**Data extracts:**

───

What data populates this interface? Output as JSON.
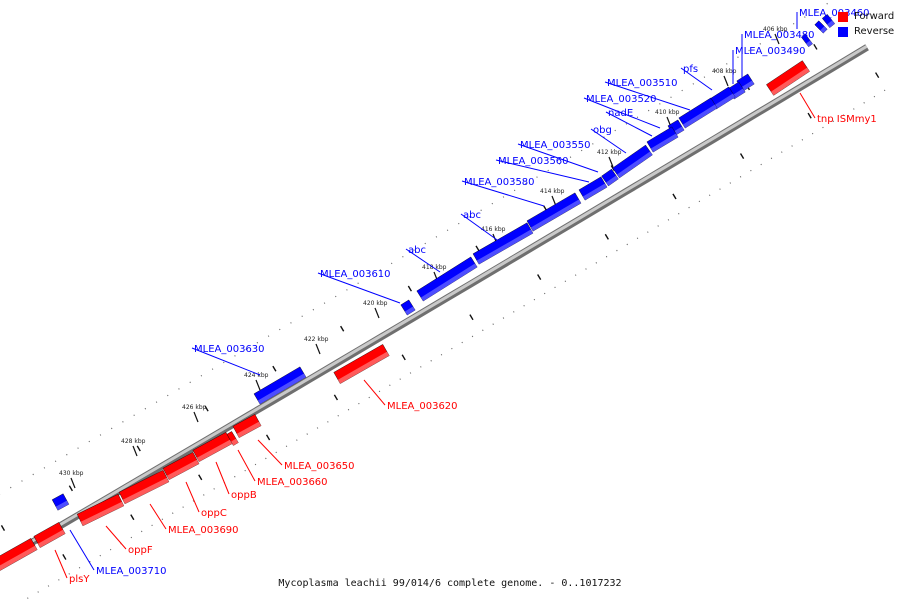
{
  "caption": "Mycoplasma leachii 99/014/6 complete genome. - 0..1017232",
  "legend": [
    {
      "label": "Forward",
      "color": "#ff0000"
    },
    {
      "label": "Reverse",
      "color": "#0000ff"
    }
  ],
  "colors": {
    "forward": "#ff0000",
    "reverse": "#0000ff",
    "backbone": "#9a9a9a"
  },
  "ticks": [
    "406 kbp",
    "408 kbp",
    "410 kbp",
    "412 kbp",
    "414 kbp",
    "416 kbp",
    "418 kbp",
    "420 kbp",
    "422 kbp",
    "424 kbp",
    "426 kbp",
    "428 kbp",
    "430 kbp"
  ],
  "forward_genes": [
    {
      "label": "tnp ISMmy1"
    },
    {
      "label": "MLEA_003620"
    },
    {
      "label": "MLEA_003650"
    },
    {
      "label": "MLEA_003660"
    },
    {
      "label": "oppB"
    },
    {
      "label": "oppC"
    },
    {
      "label": "MLEA_003690"
    },
    {
      "label": "oppF"
    },
    {
      "label": "plsY"
    }
  ],
  "reverse_genes": [
    {
      "label": "MLEA_003460"
    },
    {
      "label": "MLEA_003480"
    },
    {
      "label": "MLEA_003490"
    },
    {
      "label": "pfs"
    },
    {
      "label": "MLEA_003510"
    },
    {
      "label": "MLEA_003520"
    },
    {
      "label": "nadE"
    },
    {
      "label": "obg"
    },
    {
      "label": "MLEA_003550"
    },
    {
      "label": "MLEA_003560"
    },
    {
      "label": "MLEA_003580"
    },
    {
      "label": "abc"
    },
    {
      "label": "abc"
    },
    {
      "label": "MLEA_003610"
    },
    {
      "label": "MLEA_003630"
    },
    {
      "label": "MLEA_003710"
    }
  ]
}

───

Output nothing except an exact copy of the records above, with the images left out.

What data populates this interface? Output as JSON.
{
  "caption": "Mycoplasma leachii 99/014/6 complete genome. - 0..1017232",
  "legend": [
    {
      "label": "Forward",
      "color": "#ff0000"
    },
    {
      "label": "Reverse",
      "color": "#0000ff"
    }
  ],
  "colors": {
    "forward": "#ff0000",
    "reverse": "#0000ff",
    "backbone": "#9a9a9a"
  },
  "ticks": [
    "406 kbp",
    "408 kbp",
    "410 kbp",
    "412 kbp",
    "414 kbp",
    "416 kbp",
    "418 kbp",
    "420 kbp",
    "422 kbp",
    "424 kbp",
    "426 kbp",
    "428 kbp",
    "430 kbp"
  ],
  "forward_genes": [
    {
      "label": "tnp ISMmy1"
    },
    {
      "label": "MLEA_003620"
    },
    {
      "label": "MLEA_003650"
    },
    {
      "label": "MLEA_003660"
    },
    {
      "label": "oppB"
    },
    {
      "label": "oppC"
    },
    {
      "label": "MLEA_003690"
    },
    {
      "label": "oppF"
    },
    {
      "label": "plsY"
    }
  ],
  "reverse_genes": [
    {
      "label": "MLEA_003460"
    },
    {
      "label": "MLEA_003480"
    },
    {
      "label": "MLEA_003490"
    },
    {
      "label": "pfs"
    },
    {
      "label": "MLEA_003510"
    },
    {
      "label": "MLEA_003520"
    },
    {
      "label": "nadE"
    },
    {
      "label": "obg"
    },
    {
      "label": "MLEA_003550"
    },
    {
      "label": "MLEA_003560"
    },
    {
      "label": "MLEA_003580"
    },
    {
      "label": "abc"
    },
    {
      "label": "abc"
    },
    {
      "label": "MLEA_003610"
    },
    {
      "label": "MLEA_003630"
    },
    {
      "label": "MLEA_003710"
    }
  ]
}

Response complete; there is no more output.